**YOUR GOAL:**
Omit all pictures. Quote the lines from the one with "Read all visible content and emit it as JSON." through the end of the listing below, exactly as they appear.

Collected data
************

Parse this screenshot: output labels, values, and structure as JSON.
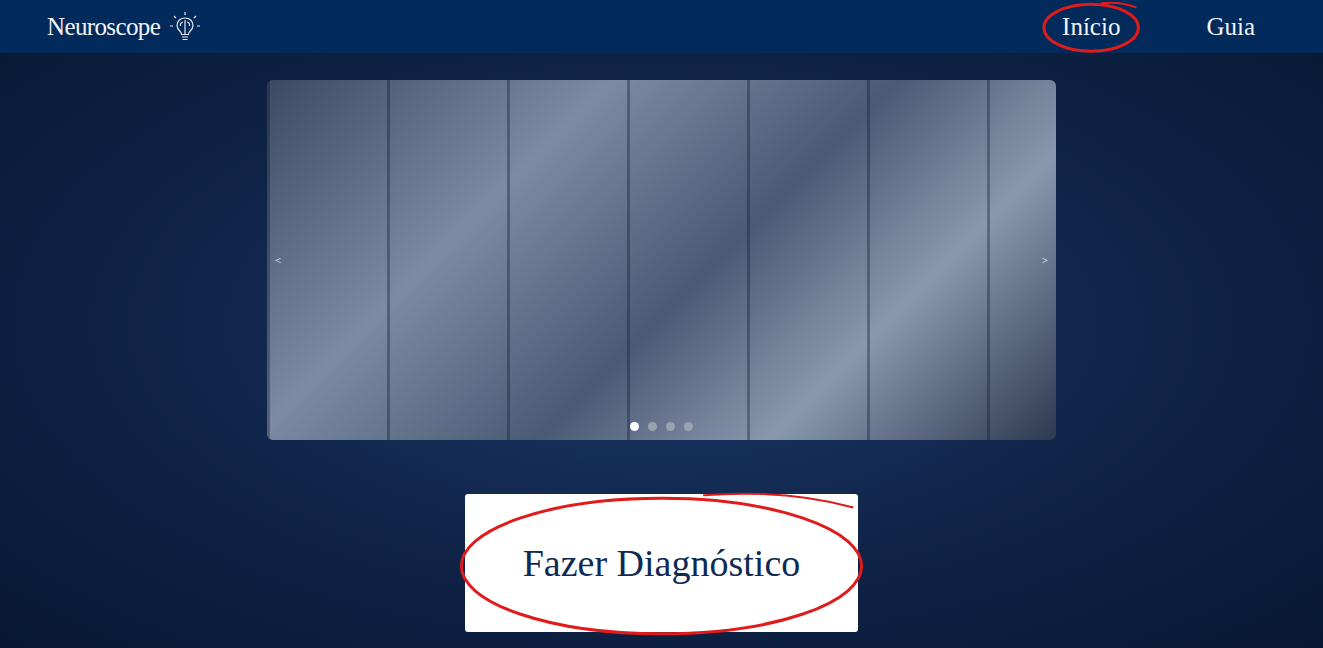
{
  "brand": {
    "name": "Neuroscope"
  },
  "nav": [
    {
      "label": "Início",
      "highlighted": true
    },
    {
      "label": "Guia",
      "highlighted": false
    }
  ],
  "carousel": {
    "prev": "<",
    "next": ">",
    "slides": [
      {
        "selected": true
      },
      {
        "selected": false
      },
      {
        "selected": false
      },
      {
        "selected": false
      }
    ]
  },
  "action": {
    "label": "Fazer Diagnóstico",
    "highlighted": true
  }
}
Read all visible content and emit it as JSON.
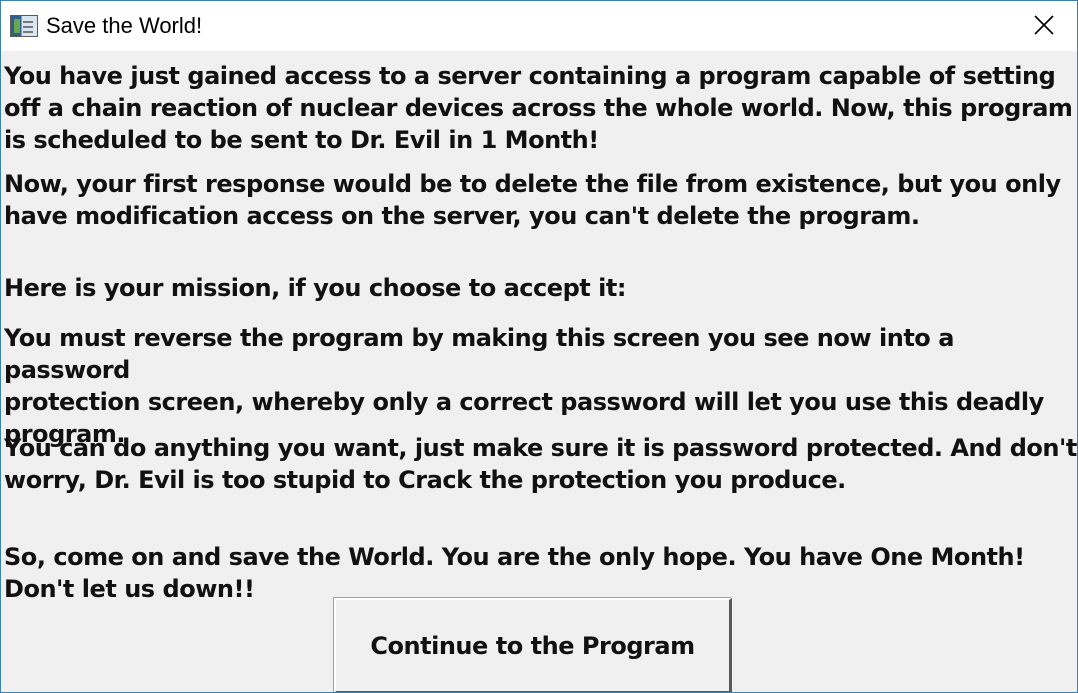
{
  "window": {
    "title": "Save the World!",
    "icons": {
      "app": "application-icon",
      "close": "close-icon"
    }
  },
  "message": {
    "paragraphs": [
      "You have just gained access to a server containing a program capable of setting\noff a chain reaction of nuclear devices across the whole world. Now, this program\nis scheduled to be sent to Dr. Evil in 1 Month!",
      "Now, your first response would be to delete the file from existence, but you only\nhave modification access on the server, you can't delete the program.",
      "Here is your mission, if you choose to accept it:",
      "You must reverse the program by making this screen you see now into a password\nprotection screen, whereby only a correct password will let you use this deadly\nprogram.",
      "You can do anything you want, just make sure it is password protected. And don't\nworry, Dr. Evil is too stupid to Crack the protection you produce.",
      "So, come on and save the World. You are the only hope. You have One Month!\nDon't let us down!!"
    ]
  },
  "buttons": {
    "continue_label": "Continue to the Program"
  },
  "colors": {
    "window_border": "#3c7fb1",
    "client_background": "#f0f0f0",
    "title_background": "#ffffff"
  }
}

************

**ANSWER IN FULL:**
Read all visible content and emit it as JSON.
{
  "window": {
    "title": "Save the World!",
    "icons": {
      "app": "application-icon",
      "close": "close-icon"
    }
  },
  "message": {
    "paragraphs": [
      "You have just gained access to a server containing a program capable of setting\noff a chain reaction of nuclear devices across the whole world. Now, this program\nis scheduled to be sent to Dr. Evil in 1 Month!",
      "Now, your first response would be to delete the file from existence, but you only\nhave modification access on the server, you can't delete the program.",
      "Here is your mission, if you choose to accept it:",
      "You must reverse the program by making this screen you see now into a password\nprotection screen, whereby only a correct password will let you use this deadly\nprogram.",
      "You can do anything you want, just make sure it is password protected. And don't\nworry, Dr. Evil is too stupid to Crack the protection you produce.",
      "So, come on and save the World. You are the only hope. You have One Month!\nDon't let us down!!"
    ]
  },
  "buttons": {
    "continue_label": "Continue to the Program"
  },
  "colors": {
    "window_border": "#3c7fb1",
    "client_background": "#f0f0f0",
    "title_background": "#ffffff"
  }
}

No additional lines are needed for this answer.